_Directions_: In the entries below, how many lines hold the string "bilihelper"? Give only the number.

_Stored rows_:
* * * * * * *
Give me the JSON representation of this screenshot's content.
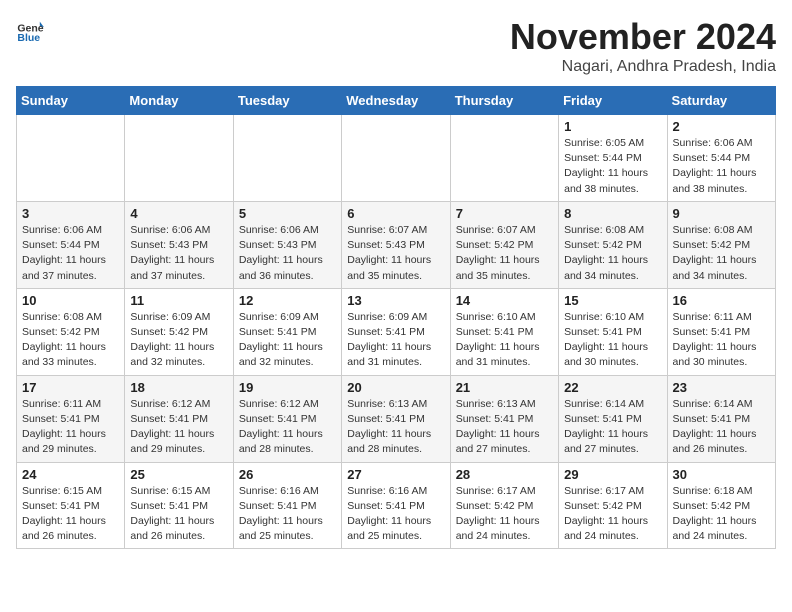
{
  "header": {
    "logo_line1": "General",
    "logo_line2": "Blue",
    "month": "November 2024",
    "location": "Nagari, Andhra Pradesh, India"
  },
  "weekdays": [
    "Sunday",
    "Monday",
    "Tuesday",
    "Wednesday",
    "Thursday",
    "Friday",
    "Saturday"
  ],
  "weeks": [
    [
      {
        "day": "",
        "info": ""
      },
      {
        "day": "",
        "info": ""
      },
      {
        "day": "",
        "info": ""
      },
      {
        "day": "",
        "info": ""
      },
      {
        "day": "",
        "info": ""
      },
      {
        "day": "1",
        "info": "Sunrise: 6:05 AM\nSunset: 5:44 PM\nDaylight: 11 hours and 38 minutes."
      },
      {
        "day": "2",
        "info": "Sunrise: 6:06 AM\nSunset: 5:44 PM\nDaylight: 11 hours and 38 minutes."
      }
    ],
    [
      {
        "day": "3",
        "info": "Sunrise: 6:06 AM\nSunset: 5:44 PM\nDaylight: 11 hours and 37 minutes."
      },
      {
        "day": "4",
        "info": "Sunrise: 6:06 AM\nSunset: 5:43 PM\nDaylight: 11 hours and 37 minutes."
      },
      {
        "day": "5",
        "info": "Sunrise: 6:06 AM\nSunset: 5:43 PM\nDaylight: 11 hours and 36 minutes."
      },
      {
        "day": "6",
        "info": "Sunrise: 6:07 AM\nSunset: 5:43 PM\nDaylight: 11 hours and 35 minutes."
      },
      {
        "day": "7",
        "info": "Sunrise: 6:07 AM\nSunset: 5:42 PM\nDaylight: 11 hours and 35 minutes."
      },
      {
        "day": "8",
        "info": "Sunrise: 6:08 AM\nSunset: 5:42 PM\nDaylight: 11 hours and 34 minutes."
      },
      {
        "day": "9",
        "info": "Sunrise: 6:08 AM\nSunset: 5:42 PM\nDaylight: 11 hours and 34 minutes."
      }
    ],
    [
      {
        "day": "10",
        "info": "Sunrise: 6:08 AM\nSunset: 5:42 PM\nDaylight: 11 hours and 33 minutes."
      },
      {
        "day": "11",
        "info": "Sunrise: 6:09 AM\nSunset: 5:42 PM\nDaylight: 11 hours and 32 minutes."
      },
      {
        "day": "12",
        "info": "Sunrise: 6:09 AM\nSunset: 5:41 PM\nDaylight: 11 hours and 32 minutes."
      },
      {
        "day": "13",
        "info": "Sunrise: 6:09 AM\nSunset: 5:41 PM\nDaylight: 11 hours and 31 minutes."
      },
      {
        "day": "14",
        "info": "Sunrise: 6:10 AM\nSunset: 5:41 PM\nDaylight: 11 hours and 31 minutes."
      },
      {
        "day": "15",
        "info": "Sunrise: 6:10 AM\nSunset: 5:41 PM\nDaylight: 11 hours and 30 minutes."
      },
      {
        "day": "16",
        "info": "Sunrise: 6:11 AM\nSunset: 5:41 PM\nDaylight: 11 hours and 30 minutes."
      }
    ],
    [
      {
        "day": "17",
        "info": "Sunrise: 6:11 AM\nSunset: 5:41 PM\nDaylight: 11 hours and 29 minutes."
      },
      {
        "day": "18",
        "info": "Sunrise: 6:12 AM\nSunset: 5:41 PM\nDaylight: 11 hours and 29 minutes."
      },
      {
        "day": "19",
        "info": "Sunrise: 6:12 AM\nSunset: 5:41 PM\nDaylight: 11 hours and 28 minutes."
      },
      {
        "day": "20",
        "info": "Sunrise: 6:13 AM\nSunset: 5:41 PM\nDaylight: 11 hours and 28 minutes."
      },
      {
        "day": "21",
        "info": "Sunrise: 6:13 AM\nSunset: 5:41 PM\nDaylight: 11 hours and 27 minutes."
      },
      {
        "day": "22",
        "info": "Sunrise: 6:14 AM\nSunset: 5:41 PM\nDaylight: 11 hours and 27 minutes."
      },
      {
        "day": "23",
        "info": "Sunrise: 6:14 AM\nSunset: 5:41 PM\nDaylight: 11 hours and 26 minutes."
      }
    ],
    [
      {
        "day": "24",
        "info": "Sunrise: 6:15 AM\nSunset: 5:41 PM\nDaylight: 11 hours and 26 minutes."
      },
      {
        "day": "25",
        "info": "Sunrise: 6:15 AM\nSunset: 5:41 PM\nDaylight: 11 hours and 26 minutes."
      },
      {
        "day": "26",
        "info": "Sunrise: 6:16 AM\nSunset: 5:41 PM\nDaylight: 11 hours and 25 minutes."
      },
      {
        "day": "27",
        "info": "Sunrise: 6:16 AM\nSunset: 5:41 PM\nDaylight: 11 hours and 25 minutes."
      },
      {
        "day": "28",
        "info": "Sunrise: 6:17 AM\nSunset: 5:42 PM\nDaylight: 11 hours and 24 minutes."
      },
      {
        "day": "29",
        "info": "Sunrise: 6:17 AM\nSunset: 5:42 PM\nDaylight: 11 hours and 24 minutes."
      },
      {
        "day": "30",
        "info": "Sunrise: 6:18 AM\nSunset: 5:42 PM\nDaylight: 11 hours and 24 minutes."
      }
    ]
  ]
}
* * * * * * *
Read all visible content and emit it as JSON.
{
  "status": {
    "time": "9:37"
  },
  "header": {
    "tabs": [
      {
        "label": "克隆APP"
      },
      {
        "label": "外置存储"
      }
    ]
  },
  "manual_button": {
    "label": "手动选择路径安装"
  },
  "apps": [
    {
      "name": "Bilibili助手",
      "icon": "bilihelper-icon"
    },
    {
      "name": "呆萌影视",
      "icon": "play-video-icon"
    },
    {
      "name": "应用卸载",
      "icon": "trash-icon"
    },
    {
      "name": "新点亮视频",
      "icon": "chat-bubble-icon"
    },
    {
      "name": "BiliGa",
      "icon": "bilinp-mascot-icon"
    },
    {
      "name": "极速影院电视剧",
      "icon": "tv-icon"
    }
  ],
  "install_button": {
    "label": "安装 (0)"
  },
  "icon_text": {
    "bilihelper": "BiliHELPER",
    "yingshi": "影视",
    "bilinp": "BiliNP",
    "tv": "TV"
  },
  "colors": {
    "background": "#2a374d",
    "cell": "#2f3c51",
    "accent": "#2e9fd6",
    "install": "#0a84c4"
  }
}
* * * * * * *
_Output of the exercise_: 2